What you will do:
Every line of the records below should be restated exactly.

(A block of data)
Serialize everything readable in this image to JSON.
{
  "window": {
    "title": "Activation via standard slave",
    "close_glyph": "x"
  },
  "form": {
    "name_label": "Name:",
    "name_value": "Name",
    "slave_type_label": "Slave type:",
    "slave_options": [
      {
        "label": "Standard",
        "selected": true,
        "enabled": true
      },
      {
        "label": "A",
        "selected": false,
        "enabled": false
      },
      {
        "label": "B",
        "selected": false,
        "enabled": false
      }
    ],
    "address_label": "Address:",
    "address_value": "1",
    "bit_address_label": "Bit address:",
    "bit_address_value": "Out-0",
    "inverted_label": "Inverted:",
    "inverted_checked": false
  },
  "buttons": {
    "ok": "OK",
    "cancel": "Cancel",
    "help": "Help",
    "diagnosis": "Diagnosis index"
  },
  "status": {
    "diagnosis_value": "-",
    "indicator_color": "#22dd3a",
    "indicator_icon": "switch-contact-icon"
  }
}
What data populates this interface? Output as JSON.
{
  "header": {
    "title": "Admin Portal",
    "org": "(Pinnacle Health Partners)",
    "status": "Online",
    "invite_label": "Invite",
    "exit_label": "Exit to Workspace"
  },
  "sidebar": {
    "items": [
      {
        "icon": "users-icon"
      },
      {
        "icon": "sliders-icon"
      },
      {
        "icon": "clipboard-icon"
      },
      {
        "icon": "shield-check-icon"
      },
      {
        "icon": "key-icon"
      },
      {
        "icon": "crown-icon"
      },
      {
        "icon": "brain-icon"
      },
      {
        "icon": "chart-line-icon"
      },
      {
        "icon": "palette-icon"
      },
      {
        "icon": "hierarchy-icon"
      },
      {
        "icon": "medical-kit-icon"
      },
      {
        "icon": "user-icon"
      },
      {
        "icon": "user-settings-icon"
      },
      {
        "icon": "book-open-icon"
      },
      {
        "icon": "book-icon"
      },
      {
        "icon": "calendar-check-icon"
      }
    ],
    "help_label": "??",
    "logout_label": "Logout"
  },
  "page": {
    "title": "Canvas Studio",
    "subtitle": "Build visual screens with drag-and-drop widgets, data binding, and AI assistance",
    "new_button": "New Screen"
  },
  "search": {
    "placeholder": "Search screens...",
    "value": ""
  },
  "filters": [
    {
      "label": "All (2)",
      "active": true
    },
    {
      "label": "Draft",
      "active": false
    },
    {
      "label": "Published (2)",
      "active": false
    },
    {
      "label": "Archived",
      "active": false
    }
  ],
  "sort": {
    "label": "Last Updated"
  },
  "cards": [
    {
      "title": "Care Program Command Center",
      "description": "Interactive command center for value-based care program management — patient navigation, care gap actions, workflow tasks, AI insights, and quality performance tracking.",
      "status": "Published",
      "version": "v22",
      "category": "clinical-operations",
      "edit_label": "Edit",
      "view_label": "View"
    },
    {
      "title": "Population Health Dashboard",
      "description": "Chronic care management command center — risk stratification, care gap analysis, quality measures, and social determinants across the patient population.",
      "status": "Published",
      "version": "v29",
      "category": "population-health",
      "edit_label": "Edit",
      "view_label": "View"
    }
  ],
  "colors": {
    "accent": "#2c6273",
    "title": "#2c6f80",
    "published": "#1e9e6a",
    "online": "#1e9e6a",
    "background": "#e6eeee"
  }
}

Exercise output:
Serialize everything readable in this image to JSON.
{
  "window": {
    "title": "Activation via standard slave",
    "close_glyph": "x"
  },
  "form": {
    "name_label": "Name:",
    "name_value": "Name",
    "slave_type_label": "Slave type:",
    "slave_options": [
      {
        "label": "Standard",
        "selected": true,
        "enabled": true
      },
      {
        "label": "A",
        "selected": false,
        "enabled": false
      },
      {
        "label": "B",
        "selected": false,
        "enabled": false
      }
    ],
    "address_label": "Address:",
    "address_value": "1",
    "bit_address_label": "Bit address:",
    "bit_address_value": "Out-0",
    "inverted_label": "Inverted:",
    "inverted_checked": false
  },
  "buttons": {
    "ok": "OK",
    "cancel": "Cancel",
    "help": "Help",
    "diagnosis": "Diagnosis index"
  },
  "status": {
    "diagnosis_value": "-",
    "indicator_color": "#22dd3a",
    "indicator_icon": "switch-contact-icon"
  }
}
What data populates this interface? Output as JSON.
{
  "header": {
    "title": "Admin Portal",
    "org": "(Pinnacle Health Partners)",
    "status": "Online",
    "invite_label": "Invite",
    "exit_label": "Exit to Workspace"
  },
  "sidebar": {
    "items": [
      {
        "icon": "users-icon"
      },
      {
        "icon": "sliders-icon"
      },
      {
        "icon": "clipboard-icon"
      },
      {
        "icon": "shield-check-icon"
      },
      {
        "icon": "key-icon"
      },
      {
        "icon": "crown-icon"
      },
      {
        "icon": "brain-icon"
      },
      {
        "icon": "chart-line-icon"
      },
      {
        "icon": "palette-icon"
      },
      {
        "icon": "hierarchy-icon"
      },
      {
        "icon": "medical-kit-icon"
      },
      {
        "icon": "user-icon"
      },
      {
        "icon": "user-settings-icon"
      },
      {
        "icon": "book-open-icon"
      },
      {
        "icon": "book-icon"
      },
      {
        "icon": "calendar-check-icon"
      }
    ],
    "help_label": "??",
    "logout_label": "Logout"
  },
  "page": {
    "title": "Canvas Studio",
    "subtitle": "Build visual screens with drag-and-drop widgets, data binding, and AI assistance",
    "new_button": "New Screen"
  },
  "search": {
    "placeholder": "Search screens...",
    "value": ""
  },
  "filters": [
    {
      "label": "All (2)",
      "active": true
    },
    {
      "label": "Draft",
      "active": false
    },
    {
      "label": "Published (2)",
      "active": false
    },
    {
      "label": "Archived",
      "active": false
    }
  ],
  "sort": {
    "label": "Last Updated"
  },
  "cards": [
    {
      "title": "Care Program Command Center",
      "description": "Interactive command center for value-based care program management — patient navigation, care gap actions, workflow tasks, AI insights, and quality performance tracking.",
      "status": "Published",
      "version": "v22",
      "category": "clinical-operations",
      "edit_label": "Edit",
      "view_label": "View"
    },
    {
      "title": "Population Health Dashboard",
      "description": "Chronic care management command center — risk stratification, care gap analysis, quality measures, and social determinants across the patient population.",
      "status": "Published",
      "version": "v29",
      "category": "population-health",
      "edit_label": "Edit",
      "view_label": "View"
    }
  ],
  "colors": {
    "accent": "#2c6273",
    "title": "#2c6f80",
    "published": "#1e9e6a",
    "online": "#1e9e6a",
    "background": "#e6eeee"
  }
}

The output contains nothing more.